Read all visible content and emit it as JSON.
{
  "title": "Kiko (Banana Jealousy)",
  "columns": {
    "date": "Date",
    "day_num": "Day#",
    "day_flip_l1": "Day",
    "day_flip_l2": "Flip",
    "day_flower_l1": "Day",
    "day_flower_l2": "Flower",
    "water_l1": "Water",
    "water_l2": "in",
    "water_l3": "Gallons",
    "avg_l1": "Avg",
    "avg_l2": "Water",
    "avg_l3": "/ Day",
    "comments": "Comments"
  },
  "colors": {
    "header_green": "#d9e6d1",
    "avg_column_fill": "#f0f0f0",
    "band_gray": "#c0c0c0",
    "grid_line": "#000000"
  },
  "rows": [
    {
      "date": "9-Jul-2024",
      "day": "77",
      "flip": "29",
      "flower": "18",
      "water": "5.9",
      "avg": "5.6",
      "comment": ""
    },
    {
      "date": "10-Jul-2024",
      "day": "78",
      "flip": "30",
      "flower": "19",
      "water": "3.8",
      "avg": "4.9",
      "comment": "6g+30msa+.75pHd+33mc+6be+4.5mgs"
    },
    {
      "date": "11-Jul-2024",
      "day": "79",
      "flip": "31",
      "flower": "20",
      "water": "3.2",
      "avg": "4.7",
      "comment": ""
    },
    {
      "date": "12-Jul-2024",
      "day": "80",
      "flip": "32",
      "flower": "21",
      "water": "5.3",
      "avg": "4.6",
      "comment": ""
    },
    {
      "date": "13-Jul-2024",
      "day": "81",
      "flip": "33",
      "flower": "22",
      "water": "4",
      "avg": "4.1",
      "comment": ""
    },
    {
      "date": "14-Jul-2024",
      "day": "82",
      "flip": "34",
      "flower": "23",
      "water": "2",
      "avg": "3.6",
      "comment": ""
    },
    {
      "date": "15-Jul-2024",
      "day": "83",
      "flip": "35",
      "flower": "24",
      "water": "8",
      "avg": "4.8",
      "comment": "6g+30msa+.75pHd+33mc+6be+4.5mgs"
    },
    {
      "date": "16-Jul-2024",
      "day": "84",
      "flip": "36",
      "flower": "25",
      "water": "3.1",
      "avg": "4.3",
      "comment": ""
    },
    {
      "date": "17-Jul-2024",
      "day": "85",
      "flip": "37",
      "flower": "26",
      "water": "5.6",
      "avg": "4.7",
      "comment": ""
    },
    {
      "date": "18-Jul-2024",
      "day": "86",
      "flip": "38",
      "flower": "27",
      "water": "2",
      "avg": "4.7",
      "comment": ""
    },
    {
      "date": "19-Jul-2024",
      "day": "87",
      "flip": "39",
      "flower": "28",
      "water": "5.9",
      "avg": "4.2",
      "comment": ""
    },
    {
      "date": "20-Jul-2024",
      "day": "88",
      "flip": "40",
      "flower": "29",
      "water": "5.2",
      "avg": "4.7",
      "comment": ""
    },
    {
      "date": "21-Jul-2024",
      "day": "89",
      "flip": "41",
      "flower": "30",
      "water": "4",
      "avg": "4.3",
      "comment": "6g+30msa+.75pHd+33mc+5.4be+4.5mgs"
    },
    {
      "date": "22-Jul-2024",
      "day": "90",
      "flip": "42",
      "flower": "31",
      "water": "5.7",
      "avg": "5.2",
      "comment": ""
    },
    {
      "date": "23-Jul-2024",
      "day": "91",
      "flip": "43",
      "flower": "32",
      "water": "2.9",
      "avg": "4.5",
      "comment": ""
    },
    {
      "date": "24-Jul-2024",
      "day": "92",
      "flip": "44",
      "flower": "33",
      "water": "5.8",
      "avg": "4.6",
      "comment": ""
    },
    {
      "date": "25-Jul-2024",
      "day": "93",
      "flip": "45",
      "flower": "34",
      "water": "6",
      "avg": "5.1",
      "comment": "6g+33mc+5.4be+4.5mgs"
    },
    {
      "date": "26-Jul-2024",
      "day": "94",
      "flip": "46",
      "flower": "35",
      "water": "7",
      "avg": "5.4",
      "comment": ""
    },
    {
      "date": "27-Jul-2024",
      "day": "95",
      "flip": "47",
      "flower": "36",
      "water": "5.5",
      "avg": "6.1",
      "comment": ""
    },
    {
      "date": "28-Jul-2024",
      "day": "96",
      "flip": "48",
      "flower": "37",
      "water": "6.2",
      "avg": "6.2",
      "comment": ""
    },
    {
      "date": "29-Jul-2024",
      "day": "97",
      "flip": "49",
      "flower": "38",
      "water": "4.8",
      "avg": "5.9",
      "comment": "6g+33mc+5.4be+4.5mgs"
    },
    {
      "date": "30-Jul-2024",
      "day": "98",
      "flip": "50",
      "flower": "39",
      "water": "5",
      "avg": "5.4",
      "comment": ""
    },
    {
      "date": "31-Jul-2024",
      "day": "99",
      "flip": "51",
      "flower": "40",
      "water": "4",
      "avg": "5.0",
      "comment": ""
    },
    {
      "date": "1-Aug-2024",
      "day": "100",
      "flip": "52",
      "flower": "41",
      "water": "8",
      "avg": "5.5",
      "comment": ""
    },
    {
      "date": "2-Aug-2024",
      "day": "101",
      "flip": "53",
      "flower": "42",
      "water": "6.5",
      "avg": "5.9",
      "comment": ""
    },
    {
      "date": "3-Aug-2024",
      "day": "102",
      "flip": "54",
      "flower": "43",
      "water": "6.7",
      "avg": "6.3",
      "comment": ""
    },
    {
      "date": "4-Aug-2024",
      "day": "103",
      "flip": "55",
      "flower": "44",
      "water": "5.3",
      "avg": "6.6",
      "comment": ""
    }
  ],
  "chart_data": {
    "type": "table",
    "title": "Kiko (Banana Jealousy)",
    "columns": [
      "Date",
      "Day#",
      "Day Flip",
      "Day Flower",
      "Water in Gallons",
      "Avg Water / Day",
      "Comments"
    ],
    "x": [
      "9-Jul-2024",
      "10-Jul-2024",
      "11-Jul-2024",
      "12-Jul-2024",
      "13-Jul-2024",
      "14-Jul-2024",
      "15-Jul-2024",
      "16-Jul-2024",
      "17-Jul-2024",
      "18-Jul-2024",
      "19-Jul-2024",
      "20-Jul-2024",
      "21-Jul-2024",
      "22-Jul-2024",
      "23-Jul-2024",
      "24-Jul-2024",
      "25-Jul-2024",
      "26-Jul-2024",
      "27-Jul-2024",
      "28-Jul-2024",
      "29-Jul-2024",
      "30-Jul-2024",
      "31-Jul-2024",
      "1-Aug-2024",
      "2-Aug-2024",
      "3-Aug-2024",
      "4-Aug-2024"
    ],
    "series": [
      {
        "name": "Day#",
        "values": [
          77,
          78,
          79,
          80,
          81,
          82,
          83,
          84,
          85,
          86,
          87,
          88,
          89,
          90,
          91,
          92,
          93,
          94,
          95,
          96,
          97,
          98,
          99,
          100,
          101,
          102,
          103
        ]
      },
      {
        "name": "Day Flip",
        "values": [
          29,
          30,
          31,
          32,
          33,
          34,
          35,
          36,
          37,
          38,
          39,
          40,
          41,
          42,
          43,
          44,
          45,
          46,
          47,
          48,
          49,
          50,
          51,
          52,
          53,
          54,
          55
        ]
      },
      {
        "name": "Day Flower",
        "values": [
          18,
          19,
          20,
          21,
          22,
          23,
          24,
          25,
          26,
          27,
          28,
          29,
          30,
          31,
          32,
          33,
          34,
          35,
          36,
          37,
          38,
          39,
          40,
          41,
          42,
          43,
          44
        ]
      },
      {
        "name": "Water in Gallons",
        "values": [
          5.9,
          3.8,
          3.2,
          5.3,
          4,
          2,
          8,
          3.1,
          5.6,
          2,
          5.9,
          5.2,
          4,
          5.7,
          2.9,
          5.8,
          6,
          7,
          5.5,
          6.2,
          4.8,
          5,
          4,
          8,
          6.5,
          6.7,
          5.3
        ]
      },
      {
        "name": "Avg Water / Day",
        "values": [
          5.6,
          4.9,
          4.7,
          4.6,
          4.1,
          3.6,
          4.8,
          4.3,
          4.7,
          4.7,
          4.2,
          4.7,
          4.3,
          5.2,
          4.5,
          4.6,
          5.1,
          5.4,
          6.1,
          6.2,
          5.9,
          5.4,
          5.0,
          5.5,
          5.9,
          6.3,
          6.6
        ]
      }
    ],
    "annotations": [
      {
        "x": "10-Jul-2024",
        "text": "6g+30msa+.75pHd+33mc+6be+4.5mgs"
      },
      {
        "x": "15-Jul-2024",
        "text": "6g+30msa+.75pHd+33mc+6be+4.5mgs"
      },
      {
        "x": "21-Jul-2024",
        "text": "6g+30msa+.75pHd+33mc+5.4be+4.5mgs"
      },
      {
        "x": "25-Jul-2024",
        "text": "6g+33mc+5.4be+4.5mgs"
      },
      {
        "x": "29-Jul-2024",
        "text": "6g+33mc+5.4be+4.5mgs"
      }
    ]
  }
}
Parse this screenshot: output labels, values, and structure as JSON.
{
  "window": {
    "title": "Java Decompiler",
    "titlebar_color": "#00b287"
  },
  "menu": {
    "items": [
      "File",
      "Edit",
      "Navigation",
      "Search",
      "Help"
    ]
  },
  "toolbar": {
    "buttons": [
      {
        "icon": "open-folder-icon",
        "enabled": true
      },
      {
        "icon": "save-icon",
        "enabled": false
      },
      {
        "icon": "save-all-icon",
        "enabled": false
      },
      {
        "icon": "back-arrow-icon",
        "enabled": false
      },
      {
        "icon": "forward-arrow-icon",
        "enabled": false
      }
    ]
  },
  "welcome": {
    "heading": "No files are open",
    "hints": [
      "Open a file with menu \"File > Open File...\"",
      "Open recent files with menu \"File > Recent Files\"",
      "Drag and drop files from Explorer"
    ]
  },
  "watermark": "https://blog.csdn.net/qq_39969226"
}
══════════
Return, word for word, each line from the line that contains "Parse this screenshot: output" to the end of the listing above; include both end lines and nothing else.

*TASK OUTPUT*:
Parse this screenshot: output labels, values, and structure as JSON.
{
  "window": {
    "title": "Java Decompiler",
    "titlebar_color": "#00b287"
  },
  "menu": {
    "items": [
      "File",
      "Edit",
      "Navigation",
      "Search",
      "Help"
    ]
  },
  "toolbar": {
    "buttons": [
      {
        "icon": "open-folder-icon",
        "enabled": true
      },
      {
        "icon": "save-icon",
        "enabled": false
      },
      {
        "icon": "save-all-icon",
        "enabled": false
      },
      {
        "icon": "back-arrow-icon",
        "enabled": false
      },
      {
        "icon": "forward-arrow-icon",
        "enabled": false
      }
    ]
  },
  "welcome": {
    "heading": "No files are open",
    "hints": [
      "Open a file with menu \"File > Open File...\"",
      "Open recent files with menu \"File > Recent Files\"",
      "Drag and drop files from Explorer"
    ]
  },
  "watermark": "https://blog.csdn.net/qq_39969226"
}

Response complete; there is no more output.